─── DATASET EXTRACT

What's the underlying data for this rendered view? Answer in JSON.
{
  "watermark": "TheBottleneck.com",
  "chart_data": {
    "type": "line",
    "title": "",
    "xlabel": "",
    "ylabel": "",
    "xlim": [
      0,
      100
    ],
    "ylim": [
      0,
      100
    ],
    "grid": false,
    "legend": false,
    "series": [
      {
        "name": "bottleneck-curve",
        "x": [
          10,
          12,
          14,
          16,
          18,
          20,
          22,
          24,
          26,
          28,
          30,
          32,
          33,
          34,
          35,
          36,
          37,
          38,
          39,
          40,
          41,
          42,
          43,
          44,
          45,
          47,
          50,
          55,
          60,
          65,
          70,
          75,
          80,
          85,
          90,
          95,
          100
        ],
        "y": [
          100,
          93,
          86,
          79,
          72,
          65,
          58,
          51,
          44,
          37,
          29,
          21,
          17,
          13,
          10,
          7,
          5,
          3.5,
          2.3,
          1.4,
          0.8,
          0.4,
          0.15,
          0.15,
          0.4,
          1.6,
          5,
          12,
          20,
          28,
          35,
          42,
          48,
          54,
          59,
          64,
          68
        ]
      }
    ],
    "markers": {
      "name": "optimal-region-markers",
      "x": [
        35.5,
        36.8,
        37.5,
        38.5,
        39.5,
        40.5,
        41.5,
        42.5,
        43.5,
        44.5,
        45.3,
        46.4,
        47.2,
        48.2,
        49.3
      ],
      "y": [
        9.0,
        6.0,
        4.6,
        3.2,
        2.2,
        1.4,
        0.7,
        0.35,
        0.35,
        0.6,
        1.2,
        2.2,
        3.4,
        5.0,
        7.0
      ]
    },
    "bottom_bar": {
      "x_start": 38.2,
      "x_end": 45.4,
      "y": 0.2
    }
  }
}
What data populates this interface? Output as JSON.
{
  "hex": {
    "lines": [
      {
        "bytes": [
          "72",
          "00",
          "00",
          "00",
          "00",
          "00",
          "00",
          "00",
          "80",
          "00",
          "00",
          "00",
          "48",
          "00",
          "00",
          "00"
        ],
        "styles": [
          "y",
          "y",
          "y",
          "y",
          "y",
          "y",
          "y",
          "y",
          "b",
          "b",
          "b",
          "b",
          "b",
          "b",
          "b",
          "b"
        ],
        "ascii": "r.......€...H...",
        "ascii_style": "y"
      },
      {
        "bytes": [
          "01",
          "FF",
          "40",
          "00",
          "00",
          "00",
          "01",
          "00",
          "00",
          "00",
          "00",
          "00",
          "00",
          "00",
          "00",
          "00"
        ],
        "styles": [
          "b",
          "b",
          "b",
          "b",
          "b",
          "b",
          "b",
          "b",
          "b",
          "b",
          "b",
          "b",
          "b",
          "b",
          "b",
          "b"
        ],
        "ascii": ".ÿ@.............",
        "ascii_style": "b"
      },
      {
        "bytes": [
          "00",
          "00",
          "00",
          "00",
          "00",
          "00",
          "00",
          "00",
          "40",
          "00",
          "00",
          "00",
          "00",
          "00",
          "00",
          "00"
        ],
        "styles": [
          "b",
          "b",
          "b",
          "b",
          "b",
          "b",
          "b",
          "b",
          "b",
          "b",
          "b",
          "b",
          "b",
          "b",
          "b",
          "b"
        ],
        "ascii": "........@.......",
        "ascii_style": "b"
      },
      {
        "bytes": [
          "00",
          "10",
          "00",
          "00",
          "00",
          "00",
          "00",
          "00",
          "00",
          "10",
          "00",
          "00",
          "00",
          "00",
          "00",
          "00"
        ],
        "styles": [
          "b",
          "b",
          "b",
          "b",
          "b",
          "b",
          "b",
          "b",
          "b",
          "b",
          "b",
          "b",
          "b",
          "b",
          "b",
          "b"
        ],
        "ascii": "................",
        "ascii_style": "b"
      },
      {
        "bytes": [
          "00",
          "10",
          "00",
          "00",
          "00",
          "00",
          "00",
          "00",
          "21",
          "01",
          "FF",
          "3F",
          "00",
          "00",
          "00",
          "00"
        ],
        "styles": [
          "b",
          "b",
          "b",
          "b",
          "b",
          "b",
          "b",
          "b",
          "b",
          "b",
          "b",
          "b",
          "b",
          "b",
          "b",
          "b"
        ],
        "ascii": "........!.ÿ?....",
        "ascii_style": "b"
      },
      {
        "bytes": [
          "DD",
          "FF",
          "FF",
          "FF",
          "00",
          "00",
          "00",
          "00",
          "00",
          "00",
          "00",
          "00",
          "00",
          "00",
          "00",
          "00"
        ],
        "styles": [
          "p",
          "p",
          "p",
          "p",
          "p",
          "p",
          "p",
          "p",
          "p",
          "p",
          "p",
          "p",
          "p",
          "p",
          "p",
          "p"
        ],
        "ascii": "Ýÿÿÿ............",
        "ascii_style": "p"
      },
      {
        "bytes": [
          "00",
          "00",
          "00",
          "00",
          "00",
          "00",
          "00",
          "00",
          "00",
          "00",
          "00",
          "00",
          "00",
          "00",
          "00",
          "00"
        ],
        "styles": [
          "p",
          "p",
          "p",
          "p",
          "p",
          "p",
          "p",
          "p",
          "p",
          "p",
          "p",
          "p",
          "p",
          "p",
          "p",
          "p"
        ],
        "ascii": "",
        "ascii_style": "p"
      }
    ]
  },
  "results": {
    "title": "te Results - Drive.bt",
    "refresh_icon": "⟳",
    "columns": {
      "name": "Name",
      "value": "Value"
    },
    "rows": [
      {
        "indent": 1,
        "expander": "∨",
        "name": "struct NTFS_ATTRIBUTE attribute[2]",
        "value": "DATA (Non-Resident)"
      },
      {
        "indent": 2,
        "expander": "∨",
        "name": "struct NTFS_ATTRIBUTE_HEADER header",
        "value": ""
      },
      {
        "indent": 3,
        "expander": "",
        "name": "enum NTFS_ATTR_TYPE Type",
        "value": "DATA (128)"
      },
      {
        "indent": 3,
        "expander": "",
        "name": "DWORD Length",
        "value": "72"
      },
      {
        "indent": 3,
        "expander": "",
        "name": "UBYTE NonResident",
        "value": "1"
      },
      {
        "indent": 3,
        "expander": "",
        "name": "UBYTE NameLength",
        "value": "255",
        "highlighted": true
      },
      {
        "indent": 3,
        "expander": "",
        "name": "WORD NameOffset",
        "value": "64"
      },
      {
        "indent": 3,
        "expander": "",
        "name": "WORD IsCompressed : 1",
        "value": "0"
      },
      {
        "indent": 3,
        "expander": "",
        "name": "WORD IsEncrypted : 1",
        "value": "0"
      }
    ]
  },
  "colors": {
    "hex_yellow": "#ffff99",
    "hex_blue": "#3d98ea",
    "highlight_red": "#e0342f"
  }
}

──────

### TASK DETAILS:
Identify and copy all lines with the word "this".

### THE OUTPUT:
What's the underlying data for this rendered view? Answer in JSON.
What data populates this interface? Output as JSON.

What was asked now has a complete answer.